*Requirement:*
Nothing in the records may be left out or altered; reproduce them all exactly.

*Provided records:*

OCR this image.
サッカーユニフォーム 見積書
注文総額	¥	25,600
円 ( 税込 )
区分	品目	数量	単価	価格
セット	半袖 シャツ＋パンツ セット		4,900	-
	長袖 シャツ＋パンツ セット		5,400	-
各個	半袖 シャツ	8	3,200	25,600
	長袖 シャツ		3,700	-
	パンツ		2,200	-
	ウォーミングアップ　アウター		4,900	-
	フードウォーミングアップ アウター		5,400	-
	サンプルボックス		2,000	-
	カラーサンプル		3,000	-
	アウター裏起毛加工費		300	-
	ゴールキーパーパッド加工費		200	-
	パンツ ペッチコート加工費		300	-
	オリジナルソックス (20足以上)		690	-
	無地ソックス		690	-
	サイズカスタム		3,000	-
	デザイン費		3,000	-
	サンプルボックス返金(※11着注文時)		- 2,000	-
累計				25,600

*Solved exercise:*
OCR this image.
サッカーユニフォーム 見積書
注文総額	¥	25,600
円 ( 税込 )
区分	品目	数量	単価	価格
セット	半袖 シャツ＋パンツ セット		4,900	-
	長袖 シャツ＋パンツ セット		5,400	-
各個	半袖 シャツ	8	3,200	25,600
	長袖 シャツ		3,700	-
	パンツ		2,200	-
	ウォーミングアップ　アウター		4,900	-
	フードウォーミングアップ アウター		5,400	-
	サンプルボックス		2,000	-
	カラーサンプル		3,000	-
	アウター裏起毛加工費		300	-
	ゴールキーパーパッド加工費		200	-
	パンツ ペッチコート加工費		300	-
	オリジナルソックス (20足以上)		690	-
	無地ソックス		690	-
	サイズカスタム		3,000	-
	デザイン費		3,000	-
	サンプルボックス返金(※11着注文時)		- 2,000	-
累計				25,600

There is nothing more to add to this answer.